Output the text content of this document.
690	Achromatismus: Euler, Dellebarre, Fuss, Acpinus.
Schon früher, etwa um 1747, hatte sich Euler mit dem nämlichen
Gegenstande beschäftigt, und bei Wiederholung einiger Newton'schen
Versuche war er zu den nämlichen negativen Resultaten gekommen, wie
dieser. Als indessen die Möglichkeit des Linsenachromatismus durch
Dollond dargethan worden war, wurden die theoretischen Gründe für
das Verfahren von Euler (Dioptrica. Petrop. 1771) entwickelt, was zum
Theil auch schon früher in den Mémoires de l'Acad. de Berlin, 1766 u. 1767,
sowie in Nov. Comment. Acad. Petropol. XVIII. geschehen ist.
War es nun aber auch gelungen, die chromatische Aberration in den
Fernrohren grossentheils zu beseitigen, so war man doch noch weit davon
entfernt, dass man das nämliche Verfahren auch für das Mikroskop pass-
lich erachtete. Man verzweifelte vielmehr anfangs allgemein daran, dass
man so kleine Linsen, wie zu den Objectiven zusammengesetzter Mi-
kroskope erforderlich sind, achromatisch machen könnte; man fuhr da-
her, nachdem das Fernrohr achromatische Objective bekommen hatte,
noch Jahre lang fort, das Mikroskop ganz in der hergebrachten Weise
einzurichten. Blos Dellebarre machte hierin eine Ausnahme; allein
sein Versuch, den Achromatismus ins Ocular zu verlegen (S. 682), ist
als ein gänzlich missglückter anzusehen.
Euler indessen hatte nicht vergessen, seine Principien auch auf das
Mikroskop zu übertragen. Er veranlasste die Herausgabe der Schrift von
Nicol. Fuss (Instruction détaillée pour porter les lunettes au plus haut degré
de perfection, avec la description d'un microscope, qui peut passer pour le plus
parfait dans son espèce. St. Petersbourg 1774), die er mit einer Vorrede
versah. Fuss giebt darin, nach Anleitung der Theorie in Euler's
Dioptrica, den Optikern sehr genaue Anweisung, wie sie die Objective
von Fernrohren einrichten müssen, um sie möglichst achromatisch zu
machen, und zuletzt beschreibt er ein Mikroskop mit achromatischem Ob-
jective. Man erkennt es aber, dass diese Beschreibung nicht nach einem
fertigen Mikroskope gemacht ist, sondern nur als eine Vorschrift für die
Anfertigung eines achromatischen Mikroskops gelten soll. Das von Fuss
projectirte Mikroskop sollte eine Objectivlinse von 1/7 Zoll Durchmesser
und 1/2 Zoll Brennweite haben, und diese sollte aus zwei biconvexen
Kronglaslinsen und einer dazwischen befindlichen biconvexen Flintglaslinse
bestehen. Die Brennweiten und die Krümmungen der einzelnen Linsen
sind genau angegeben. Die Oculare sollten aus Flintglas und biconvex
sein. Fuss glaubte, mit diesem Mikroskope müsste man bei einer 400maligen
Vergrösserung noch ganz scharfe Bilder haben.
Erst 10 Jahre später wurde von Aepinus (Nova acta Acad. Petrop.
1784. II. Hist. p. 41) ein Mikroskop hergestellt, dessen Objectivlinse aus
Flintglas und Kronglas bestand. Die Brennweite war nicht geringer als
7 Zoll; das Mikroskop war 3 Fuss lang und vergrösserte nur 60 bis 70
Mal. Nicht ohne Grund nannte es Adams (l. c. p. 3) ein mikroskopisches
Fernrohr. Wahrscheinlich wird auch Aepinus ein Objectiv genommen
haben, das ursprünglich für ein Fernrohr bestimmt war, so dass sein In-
——————
■ PROBLEM REQUIREMENTS
Go through the listing above and list every line that has the word "indessen".

■ EXERCISE SOLUTION
dieser. Als indessen die Möglichkeit des Linsenachromatismus durch
Euler indessen hatte nicht vergessen, seine Principien auch auf das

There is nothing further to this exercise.